● Given records:
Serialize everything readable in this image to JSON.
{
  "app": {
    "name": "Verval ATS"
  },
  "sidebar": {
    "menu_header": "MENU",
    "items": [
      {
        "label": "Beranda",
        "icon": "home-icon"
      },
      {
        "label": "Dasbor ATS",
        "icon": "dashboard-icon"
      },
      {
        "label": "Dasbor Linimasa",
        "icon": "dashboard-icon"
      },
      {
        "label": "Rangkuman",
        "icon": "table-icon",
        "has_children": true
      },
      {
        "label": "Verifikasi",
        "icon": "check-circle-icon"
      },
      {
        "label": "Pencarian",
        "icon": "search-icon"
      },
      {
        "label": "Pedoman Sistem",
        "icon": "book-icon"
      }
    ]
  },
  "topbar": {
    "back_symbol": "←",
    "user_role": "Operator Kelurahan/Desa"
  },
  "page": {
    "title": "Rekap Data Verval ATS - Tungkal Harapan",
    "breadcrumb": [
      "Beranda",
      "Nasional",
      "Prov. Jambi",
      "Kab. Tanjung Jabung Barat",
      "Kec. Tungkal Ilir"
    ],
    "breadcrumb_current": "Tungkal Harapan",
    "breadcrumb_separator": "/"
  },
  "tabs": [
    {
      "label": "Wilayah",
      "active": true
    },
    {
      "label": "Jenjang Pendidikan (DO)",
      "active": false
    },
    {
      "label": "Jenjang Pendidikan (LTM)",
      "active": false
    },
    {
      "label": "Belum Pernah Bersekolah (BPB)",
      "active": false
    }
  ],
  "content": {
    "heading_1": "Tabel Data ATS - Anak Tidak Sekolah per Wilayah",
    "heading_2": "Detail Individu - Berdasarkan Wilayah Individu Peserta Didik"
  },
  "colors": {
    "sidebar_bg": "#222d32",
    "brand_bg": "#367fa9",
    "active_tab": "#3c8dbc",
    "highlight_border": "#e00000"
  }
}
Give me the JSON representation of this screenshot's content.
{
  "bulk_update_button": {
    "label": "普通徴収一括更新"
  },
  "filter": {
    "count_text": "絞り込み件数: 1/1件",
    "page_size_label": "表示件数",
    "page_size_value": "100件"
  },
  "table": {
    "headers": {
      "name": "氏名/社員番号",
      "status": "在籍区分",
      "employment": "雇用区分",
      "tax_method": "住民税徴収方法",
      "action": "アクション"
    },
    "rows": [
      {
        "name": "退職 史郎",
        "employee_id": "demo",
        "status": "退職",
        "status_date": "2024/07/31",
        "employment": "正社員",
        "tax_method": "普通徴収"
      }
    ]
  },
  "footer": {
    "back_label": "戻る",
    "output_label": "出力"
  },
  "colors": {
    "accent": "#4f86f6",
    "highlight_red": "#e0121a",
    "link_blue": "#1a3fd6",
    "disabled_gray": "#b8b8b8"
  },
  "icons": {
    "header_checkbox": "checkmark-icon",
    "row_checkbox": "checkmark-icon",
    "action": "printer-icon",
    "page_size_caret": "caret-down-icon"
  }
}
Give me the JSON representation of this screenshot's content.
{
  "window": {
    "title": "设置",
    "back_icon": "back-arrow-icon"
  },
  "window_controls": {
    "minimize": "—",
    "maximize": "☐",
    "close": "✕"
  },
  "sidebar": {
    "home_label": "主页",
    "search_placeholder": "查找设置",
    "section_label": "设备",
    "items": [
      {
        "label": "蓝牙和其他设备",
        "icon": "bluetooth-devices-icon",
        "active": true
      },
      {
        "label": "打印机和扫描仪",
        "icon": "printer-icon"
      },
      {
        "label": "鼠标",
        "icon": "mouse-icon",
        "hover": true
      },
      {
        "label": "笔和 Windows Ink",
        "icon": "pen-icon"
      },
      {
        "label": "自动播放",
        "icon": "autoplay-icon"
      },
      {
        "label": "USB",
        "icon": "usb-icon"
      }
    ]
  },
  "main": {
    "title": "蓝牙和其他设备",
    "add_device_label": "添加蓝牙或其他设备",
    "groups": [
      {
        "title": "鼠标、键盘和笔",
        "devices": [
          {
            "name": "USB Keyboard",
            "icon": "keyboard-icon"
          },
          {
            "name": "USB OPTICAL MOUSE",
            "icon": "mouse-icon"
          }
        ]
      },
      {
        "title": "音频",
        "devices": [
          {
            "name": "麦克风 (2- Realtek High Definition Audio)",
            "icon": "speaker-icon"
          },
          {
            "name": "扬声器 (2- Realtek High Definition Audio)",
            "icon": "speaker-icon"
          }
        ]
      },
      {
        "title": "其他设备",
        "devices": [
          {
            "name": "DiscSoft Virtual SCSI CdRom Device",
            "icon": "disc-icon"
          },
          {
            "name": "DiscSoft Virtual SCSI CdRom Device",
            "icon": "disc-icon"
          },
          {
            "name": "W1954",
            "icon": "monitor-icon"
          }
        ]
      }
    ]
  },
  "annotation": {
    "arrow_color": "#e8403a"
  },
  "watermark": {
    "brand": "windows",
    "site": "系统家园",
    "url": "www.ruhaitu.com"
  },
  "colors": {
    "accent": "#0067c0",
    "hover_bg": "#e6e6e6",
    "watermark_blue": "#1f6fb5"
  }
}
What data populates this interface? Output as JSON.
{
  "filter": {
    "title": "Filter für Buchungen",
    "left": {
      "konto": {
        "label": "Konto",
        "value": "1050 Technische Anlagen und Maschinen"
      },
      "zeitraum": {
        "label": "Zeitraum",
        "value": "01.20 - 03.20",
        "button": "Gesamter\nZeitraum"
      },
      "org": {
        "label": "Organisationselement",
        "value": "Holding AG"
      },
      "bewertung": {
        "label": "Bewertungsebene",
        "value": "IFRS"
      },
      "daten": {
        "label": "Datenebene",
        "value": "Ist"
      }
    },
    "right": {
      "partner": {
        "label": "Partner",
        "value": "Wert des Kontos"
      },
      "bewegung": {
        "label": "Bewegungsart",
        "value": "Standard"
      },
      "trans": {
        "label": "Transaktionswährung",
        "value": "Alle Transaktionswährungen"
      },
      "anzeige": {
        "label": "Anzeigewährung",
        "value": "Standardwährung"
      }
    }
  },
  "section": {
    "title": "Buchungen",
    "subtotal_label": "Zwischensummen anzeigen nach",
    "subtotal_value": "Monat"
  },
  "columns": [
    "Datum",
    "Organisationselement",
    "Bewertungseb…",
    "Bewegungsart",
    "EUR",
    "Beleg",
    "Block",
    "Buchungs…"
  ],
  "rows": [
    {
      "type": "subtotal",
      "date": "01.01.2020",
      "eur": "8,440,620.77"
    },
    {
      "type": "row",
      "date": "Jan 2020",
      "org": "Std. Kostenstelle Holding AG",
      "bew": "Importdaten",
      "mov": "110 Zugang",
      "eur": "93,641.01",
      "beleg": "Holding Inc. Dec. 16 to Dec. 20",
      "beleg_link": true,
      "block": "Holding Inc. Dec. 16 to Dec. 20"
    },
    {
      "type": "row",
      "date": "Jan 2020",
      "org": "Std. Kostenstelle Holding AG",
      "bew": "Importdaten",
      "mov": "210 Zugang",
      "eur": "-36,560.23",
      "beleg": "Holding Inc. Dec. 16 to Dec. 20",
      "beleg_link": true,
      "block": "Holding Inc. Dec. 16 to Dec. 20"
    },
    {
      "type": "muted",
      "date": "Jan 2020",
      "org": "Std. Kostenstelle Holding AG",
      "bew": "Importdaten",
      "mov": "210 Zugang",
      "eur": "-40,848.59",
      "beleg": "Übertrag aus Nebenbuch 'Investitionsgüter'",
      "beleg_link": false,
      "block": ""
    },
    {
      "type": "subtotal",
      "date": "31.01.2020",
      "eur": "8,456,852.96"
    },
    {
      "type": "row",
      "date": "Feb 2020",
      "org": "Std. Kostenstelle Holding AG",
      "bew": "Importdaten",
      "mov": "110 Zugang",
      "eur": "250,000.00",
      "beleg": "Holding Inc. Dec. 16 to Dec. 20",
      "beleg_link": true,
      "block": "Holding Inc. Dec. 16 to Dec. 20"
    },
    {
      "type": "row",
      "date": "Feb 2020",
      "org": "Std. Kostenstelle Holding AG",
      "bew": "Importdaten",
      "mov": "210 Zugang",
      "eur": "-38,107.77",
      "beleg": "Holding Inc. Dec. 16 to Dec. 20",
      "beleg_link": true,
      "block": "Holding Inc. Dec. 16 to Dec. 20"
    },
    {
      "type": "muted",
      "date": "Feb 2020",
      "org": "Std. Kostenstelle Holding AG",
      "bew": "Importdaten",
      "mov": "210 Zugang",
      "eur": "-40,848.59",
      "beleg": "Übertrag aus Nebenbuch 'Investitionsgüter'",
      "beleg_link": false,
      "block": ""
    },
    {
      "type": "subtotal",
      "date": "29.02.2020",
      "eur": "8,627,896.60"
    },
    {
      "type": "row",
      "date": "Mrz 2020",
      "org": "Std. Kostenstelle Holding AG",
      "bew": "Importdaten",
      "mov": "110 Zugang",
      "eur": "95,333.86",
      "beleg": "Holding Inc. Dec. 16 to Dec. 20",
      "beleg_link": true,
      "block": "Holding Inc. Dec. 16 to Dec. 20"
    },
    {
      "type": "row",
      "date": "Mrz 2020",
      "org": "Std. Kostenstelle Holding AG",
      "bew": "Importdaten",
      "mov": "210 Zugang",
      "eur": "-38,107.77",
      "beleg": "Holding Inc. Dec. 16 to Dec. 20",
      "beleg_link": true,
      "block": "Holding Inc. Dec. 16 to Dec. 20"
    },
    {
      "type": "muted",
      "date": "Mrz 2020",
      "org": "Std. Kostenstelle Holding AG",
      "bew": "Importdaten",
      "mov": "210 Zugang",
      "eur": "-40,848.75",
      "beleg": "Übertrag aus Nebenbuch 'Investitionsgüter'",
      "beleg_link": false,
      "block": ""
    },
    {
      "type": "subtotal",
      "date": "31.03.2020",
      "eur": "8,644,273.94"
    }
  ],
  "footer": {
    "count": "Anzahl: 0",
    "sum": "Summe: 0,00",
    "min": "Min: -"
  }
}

● Problem to solve:
Of the lines above, how many include the word "Realtek"? Reply with the number only.

● Response to the task:
2